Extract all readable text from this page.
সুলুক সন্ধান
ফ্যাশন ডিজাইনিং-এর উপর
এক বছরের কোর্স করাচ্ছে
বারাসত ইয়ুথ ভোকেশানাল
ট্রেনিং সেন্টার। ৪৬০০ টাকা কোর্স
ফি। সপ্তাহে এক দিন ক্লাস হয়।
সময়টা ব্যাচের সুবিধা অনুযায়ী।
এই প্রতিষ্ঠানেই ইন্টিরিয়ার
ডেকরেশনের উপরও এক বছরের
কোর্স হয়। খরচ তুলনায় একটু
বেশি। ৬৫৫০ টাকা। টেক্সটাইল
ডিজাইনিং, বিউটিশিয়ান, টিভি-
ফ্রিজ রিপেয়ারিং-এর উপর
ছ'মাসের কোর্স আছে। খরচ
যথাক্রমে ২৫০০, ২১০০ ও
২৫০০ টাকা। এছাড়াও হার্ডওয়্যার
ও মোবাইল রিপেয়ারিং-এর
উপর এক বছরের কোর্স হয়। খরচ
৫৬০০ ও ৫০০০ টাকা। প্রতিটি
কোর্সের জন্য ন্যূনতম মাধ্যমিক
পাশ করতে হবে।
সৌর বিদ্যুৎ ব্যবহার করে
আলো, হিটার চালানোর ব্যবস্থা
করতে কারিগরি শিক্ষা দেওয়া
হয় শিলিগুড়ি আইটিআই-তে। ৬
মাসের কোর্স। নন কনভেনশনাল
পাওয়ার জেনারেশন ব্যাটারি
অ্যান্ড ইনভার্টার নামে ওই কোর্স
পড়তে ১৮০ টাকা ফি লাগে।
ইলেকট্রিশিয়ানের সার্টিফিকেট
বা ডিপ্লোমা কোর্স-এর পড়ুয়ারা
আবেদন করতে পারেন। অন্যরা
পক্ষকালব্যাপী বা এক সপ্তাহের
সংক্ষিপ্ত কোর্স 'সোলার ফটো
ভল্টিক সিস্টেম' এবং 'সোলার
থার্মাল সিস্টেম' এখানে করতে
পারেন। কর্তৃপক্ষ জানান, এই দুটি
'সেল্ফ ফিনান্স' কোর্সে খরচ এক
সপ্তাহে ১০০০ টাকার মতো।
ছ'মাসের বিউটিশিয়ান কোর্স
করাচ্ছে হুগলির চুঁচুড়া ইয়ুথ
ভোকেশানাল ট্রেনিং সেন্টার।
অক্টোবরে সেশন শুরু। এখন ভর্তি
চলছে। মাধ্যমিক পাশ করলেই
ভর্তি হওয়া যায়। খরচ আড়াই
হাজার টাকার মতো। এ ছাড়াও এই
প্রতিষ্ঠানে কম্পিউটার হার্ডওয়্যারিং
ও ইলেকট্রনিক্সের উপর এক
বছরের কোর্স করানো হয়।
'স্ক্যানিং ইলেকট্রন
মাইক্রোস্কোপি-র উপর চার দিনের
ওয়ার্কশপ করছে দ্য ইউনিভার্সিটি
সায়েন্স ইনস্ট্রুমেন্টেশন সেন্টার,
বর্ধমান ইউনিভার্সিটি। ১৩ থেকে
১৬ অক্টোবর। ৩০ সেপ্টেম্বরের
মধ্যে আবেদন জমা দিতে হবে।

◆ ◆ ◆

Exercise goal. Print the entries exactly. Include every one.

Reply to the exercise.
Extract all readable text from this page.
সুলুক সন্ধান
ফ্যাশন ডিজাইনিং-এর উপর
এক বছরের কোর্স করাচ্ছে
বারাসত ইয়ুথ ভোকেশানাল
ট্রেনিং সেন্টার। ৪৬০০ টাকা কোর্স
ফি। সপ্তাহে এক দিন ক্লাস হয়।
সময়টা ব্যাচের সুবিধা অনুযায়ী।
এই প্রতিষ্ঠানেই ইন্টিরিয়ার
ডেকরেশনের উপরও এক বছরের
কোর্স হয়। খরচ তুলনায় একটু
বেশি। ৬৫৫০ টাকা। টেক্সটাইল
ডিজাইনিং, বিউটিশিয়ান, টিভি-
ফ্রিজ রিপেয়ারিং-এর উপর
ছ'মাসের কোর্স আছে। খরচ
যথাক্রমে ২৫০০, ২১০০ ও
২৫০০ টাকা। এছাড়াও হার্ডওয়্যার
ও মোবাইল রিপেয়ারিং-এর
উপর এক বছরের কোর্স হয়। খরচ
৫৬০০ ও ৫০০০ টাকা। প্রতিটি
কোর্সের জন্য ন্যূনতম মাধ্যমিক
পাশ করতে হবে।
সৌর বিদ্যুৎ ব্যবহার করে
আলো, হিটার চালানোর ব্যবস্থা
করতে কারিগরি শিক্ষা দেওয়া
হয় শিলিগুড়ি আইটিআই-তে। ৬
মাসের কোর্স। নন কনভেনশনাল
পাওয়ার জেনারেশন ব্যাটারি
অ্যান্ড ইনভার্টার নামে ওই কোর্স
পড়তে ১৮০ টাকা ফি লাগে।
ইলেকট্রিশিয়ানের সার্টিফিকেট
বা ডিপ্লোমা কোর্স-এর পড়ুয়ারা
আবেদন করতে পারেন। অন্যরা
পক্ষকালব্যাপী বা এক সপ্তাহের
সংক্ষিপ্ত কোর্স 'সোলার ফটো
ভল্টিক সিস্টেম' এবং 'সোলার
থার্মাল সিস্টেম' এখানে করতে
পারেন। কর্তৃপক্ষ জানান, এই দুটি
'সেল্ফ ফিনান্স' কোর্সে খরচ এক
সপ্তাহে ১০০০ টাকার মতো।
ছ'মাসের বিউটিশিয়ান কোর্স
করাচ্ছে হুগলির চুঁচুড়া ইয়ুথ
ভোকেশানাল ট্রেনিং সেন্টার।
অক্টোবরে সেশন শুরু। এখন ভর্তি
চলছে। মাধ্যমিক পাশ করলেই
ভর্তি হওয়া যায়। খরচ আড়াই
হাজার টাকার মতো। এ ছাড়াও এই
প্রতিষ্ঠানে কম্পিউটার হার্ডওয়্যারিং
ও ইলেকট্রনিক্সের উপর এক
বছরের কোর্স করানো হয়।
'স্ক্যানিং ইলেকট্রন
মাইক্রোস্কোপি-র উপর চার দিনের
ওয়ার্কশপ করছে দ্য ইউনিভার্সিটি
সায়েন্স ইনস্ট্রুমেন্টেশন সেন্টার,
বর্ধমান ইউনিভার্সিটি। ১৩ থেকে
১৬ অক্টোবর। ৩০ সেপ্টেম্বরের
মধ্যে আবেদন জমা দিতে হবে।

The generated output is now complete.